What you will do:
Select each line where the word "this" appears.

(Records about charts and figures)

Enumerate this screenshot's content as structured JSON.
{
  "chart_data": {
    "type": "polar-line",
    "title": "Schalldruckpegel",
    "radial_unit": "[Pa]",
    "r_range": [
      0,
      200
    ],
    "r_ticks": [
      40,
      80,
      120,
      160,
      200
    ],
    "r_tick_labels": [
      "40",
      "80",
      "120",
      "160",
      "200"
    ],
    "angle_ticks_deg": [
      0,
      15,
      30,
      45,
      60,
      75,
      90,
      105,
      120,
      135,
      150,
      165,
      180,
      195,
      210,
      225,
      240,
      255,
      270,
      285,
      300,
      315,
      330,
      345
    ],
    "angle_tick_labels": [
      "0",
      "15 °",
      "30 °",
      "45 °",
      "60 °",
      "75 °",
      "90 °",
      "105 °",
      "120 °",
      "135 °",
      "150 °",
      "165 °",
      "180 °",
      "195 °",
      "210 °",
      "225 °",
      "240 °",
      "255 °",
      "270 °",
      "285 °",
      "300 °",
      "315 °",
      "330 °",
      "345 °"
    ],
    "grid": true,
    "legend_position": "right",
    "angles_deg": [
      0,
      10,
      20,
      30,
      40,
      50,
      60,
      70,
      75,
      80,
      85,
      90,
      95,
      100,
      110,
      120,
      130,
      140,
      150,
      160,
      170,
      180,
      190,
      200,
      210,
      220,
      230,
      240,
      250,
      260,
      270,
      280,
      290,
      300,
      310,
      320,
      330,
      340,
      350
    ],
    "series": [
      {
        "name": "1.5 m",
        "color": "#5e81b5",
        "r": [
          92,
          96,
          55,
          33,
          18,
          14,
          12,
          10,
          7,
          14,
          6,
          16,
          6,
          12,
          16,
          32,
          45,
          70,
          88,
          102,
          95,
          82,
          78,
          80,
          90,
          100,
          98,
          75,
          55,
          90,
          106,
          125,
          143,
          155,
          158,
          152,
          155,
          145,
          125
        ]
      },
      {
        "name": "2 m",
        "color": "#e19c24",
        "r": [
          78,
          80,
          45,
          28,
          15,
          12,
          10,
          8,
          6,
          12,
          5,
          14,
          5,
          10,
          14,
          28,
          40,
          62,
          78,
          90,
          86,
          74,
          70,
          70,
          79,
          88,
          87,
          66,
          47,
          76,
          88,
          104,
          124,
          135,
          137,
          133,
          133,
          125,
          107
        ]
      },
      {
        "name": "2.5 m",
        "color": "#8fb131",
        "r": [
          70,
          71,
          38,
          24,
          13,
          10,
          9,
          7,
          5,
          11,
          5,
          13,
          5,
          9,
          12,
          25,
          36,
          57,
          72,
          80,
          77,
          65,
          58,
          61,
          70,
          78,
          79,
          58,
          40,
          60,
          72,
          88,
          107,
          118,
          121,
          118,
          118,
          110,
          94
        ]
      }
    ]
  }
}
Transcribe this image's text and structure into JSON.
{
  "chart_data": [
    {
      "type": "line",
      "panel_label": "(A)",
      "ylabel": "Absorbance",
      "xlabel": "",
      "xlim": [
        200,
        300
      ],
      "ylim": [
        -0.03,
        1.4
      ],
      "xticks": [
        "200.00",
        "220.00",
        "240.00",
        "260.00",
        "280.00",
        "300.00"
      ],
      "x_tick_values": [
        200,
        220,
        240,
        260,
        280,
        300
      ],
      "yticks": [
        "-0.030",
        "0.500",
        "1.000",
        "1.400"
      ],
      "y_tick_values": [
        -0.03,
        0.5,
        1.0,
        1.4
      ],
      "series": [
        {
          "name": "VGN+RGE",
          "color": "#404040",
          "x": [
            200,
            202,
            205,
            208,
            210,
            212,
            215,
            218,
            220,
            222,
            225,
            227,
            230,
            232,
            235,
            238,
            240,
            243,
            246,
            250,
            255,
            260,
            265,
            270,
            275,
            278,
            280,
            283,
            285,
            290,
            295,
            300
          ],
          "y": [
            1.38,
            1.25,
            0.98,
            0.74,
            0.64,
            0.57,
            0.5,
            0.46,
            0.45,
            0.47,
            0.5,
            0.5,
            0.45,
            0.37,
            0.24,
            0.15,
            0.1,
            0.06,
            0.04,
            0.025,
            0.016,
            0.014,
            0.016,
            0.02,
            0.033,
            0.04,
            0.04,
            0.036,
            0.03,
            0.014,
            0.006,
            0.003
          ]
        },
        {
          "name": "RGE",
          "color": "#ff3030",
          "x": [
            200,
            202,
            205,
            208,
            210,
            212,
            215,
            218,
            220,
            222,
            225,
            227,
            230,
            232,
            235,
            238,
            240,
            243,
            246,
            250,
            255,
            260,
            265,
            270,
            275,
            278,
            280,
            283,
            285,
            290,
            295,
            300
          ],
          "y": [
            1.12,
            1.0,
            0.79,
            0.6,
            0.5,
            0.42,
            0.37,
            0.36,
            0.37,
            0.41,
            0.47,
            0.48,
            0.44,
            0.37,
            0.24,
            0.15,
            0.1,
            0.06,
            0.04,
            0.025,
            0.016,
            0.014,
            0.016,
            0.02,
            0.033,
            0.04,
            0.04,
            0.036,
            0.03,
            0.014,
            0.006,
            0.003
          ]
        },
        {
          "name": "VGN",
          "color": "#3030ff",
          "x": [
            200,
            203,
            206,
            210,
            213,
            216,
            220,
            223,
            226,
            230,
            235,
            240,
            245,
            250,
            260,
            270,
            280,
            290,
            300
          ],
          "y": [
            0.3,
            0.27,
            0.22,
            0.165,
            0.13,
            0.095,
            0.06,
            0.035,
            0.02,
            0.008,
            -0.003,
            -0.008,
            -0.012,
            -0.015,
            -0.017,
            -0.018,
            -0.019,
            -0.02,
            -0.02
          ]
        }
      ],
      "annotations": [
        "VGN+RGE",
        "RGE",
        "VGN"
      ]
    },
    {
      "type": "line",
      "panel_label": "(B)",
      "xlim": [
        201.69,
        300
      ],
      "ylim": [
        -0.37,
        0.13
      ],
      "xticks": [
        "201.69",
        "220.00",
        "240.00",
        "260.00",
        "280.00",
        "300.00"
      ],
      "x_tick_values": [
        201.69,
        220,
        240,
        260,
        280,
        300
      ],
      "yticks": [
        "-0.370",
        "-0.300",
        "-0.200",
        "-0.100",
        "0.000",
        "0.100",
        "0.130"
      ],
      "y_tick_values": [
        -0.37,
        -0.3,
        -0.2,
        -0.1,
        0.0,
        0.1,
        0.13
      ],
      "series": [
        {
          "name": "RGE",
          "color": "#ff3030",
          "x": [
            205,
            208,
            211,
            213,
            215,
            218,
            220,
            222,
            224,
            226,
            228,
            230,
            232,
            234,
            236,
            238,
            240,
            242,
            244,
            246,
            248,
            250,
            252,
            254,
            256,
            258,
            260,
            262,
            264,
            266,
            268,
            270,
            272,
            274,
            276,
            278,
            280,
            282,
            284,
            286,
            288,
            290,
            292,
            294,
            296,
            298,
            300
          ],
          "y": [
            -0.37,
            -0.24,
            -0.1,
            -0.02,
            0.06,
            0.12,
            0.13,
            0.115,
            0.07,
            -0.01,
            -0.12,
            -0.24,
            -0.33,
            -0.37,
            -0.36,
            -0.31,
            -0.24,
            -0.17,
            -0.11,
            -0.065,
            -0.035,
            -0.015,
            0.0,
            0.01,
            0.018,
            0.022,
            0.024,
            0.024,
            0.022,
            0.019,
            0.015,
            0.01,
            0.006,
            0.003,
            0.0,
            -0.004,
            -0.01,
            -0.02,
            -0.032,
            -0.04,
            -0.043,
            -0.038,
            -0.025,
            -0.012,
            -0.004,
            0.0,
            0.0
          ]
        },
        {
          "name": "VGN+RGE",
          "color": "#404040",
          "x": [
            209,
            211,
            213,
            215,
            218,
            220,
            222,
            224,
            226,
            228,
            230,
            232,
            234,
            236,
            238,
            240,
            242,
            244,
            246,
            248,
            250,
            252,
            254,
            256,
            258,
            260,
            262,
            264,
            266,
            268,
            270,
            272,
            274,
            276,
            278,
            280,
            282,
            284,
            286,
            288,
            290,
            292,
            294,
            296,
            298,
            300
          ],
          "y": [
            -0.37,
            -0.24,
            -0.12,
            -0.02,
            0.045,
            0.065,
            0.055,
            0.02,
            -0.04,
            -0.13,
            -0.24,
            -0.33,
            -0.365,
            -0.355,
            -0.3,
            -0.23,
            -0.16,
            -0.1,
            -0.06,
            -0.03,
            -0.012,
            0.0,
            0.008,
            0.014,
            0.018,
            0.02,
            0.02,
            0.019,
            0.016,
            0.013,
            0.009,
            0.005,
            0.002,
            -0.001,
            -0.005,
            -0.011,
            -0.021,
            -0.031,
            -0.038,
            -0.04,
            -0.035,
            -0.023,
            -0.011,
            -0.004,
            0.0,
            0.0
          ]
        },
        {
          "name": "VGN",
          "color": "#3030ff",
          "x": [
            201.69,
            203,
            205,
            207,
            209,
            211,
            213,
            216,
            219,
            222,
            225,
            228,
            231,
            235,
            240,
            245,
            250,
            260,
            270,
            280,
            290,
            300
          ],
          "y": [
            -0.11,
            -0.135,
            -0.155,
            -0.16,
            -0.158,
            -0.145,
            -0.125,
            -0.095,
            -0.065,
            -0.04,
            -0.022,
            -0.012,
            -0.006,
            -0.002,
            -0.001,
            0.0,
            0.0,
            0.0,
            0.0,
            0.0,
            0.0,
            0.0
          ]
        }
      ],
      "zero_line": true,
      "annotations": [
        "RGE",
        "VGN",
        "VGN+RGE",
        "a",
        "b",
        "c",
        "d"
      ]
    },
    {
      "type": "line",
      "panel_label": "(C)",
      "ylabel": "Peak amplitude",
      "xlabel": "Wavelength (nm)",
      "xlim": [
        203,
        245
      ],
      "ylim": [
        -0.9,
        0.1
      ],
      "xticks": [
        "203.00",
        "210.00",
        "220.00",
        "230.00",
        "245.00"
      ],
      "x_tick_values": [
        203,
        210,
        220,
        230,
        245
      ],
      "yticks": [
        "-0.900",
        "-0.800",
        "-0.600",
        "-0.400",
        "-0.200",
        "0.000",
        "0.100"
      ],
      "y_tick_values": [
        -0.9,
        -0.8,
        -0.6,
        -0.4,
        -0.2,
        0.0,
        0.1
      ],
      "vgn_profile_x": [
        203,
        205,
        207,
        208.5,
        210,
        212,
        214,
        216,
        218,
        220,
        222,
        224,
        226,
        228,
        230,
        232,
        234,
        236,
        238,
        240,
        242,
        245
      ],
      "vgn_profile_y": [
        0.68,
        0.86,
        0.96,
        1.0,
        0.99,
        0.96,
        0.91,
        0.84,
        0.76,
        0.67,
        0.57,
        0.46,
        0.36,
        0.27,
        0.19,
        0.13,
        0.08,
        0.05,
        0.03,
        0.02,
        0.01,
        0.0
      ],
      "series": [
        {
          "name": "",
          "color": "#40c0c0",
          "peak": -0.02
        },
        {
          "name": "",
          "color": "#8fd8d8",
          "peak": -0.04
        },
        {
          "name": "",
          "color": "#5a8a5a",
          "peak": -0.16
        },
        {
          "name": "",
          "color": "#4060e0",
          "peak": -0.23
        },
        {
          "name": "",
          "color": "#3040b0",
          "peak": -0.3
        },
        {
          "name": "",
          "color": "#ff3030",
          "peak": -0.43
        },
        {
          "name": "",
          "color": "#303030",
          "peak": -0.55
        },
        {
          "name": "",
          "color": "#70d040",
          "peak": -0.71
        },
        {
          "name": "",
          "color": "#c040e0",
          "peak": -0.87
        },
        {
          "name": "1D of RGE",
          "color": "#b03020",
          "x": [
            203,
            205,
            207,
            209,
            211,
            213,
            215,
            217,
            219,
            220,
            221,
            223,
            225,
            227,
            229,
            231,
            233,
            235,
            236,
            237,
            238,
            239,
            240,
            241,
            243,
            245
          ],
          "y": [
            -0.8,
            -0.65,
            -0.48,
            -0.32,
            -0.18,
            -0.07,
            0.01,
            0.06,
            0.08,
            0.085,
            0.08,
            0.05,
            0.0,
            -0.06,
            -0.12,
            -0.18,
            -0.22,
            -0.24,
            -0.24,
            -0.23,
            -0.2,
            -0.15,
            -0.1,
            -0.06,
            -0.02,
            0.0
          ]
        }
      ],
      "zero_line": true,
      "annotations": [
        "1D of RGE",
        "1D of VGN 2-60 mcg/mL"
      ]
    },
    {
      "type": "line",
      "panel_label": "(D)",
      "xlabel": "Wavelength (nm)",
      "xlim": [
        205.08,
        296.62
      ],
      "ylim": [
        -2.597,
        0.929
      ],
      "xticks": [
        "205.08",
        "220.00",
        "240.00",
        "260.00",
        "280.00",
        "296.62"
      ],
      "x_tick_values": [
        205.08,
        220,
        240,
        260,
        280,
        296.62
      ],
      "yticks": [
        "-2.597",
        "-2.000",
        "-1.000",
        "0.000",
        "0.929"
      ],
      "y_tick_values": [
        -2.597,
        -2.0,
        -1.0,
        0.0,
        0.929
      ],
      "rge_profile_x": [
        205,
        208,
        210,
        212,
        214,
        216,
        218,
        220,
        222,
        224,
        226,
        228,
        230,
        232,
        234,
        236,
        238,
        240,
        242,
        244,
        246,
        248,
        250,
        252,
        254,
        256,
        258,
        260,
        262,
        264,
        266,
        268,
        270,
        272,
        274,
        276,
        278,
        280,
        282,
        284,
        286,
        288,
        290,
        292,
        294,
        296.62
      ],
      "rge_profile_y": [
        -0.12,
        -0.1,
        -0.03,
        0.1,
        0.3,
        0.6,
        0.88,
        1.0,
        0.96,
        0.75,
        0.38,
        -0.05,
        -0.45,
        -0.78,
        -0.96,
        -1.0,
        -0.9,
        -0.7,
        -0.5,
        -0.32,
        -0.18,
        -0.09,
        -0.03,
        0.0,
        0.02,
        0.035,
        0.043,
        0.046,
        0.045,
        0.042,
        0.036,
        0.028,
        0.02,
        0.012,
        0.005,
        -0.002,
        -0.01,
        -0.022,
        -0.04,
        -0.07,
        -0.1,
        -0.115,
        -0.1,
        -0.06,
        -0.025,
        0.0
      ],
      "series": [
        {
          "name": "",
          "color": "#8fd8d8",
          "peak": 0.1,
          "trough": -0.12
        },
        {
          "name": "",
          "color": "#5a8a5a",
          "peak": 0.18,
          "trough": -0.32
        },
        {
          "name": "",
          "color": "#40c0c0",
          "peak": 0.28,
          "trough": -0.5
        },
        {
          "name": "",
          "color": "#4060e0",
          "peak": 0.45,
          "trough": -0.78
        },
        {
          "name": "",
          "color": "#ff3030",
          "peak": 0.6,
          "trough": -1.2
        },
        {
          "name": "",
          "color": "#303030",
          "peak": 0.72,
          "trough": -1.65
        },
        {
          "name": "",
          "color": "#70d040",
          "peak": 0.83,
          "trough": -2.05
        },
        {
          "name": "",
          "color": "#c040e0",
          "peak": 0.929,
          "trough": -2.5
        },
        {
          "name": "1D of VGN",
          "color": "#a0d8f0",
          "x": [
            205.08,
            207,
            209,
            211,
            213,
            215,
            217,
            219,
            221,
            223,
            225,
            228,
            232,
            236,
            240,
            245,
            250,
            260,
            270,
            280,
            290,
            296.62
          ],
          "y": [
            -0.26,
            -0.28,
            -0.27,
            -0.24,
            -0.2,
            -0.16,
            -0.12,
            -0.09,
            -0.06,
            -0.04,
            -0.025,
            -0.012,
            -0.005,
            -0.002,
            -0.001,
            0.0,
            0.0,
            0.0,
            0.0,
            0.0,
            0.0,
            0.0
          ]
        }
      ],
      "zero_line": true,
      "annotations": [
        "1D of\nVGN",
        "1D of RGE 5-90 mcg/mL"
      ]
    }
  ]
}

Solution:
Enumerate this screenshot's content as structured JSON.
Transcribe this image's text and structure into JSON.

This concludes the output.